◆ **EXERCISE DETAILS**: Will you transcribe the entries that follow, exactly and in full?

◆ **DATA EXCERPTS**:

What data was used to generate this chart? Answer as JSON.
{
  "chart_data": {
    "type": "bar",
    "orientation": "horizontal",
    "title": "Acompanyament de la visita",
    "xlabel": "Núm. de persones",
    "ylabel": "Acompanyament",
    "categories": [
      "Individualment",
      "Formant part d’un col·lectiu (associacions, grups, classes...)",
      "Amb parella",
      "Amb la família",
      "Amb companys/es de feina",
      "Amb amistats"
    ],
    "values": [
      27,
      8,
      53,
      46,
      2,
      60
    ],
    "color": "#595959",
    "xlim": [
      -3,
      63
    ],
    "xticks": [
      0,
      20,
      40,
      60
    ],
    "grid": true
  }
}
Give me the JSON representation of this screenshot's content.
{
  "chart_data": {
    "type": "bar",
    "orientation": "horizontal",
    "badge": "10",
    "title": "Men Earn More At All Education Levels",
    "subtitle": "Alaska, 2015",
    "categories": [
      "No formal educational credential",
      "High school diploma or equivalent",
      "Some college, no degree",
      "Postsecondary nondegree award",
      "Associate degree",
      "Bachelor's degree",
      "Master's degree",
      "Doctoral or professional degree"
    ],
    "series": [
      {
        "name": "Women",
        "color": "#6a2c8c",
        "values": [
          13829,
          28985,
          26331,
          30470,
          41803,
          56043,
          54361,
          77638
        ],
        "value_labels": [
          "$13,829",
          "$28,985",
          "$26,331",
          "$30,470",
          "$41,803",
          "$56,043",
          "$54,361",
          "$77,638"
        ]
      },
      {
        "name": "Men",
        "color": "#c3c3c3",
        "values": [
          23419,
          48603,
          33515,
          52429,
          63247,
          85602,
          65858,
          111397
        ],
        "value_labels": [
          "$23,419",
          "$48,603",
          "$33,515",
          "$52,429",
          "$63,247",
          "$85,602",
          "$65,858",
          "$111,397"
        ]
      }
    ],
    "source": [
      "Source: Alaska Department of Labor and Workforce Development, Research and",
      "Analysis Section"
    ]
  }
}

◆ **RESULT OF THE EXERCISE**:
What data was used to generate this chart? Answer as JSON.
{
  "chart_data": {
    "type": "bar",
    "orientation": "horizontal",
    "title": "Acompanyament de la visita",
    "xlabel": "Núm. de persones",
    "ylabel": "Acompanyament",
    "categories": [
      "Individualment",
      "Formant part d’un col·lectiu (associacions, grups, classes...)",
      "Amb parella",
      "Amb la família",
      "Amb companys/es de feina",
      "Amb amistats"
    ],
    "values": [
      27,
      8,
      53,
      46,
      2,
      60
    ],
    "color": "#595959",
    "xlim": [
      -3,
      63
    ],
    "xticks": [
      0,
      20,
      40,
      60
    ],
    "grid": true
  }
}
Give me the JSON representation of this screenshot's content.
{
  "chart_data": {
    "type": "bar",
    "orientation": "horizontal",
    "badge": "10",
    "title": "Men Earn More At All Education Levels",
    "subtitle": "Alaska, 2015",
    "categories": [
      "No formal educational credential",
      "High school diploma or equivalent",
      "Some college, no degree",
      "Postsecondary nondegree award",
      "Associate degree",
      "Bachelor's degree",
      "Master's degree",
      "Doctoral or professional degree"
    ],
    "series": [
      {
        "name": "Women",
        "color": "#6a2c8c",
        "values": [
          13829,
          28985,
          26331,
          30470,
          41803,
          56043,
          54361,
          77638
        ],
        "value_labels": [
          "$13,829",
          "$28,985",
          "$26,331",
          "$30,470",
          "$41,803",
          "$56,043",
          "$54,361",
          "$77,638"
        ]
      },
      {
        "name": "Men",
        "color": "#c3c3c3",
        "values": [
          23419,
          48603,
          33515,
          52429,
          63247,
          85602,
          65858,
          111397
        ],
        "value_labels": [
          "$23,419",
          "$48,603",
          "$33,515",
          "$52,429",
          "$63,247",
          "$85,602",
          "$65,858",
          "$111,397"
        ]
      }
    ],
    "source": [
      "Source: Alaska Department of Labor and Workforce Development, Research and",
      "Analysis Section"
    ]
  }
}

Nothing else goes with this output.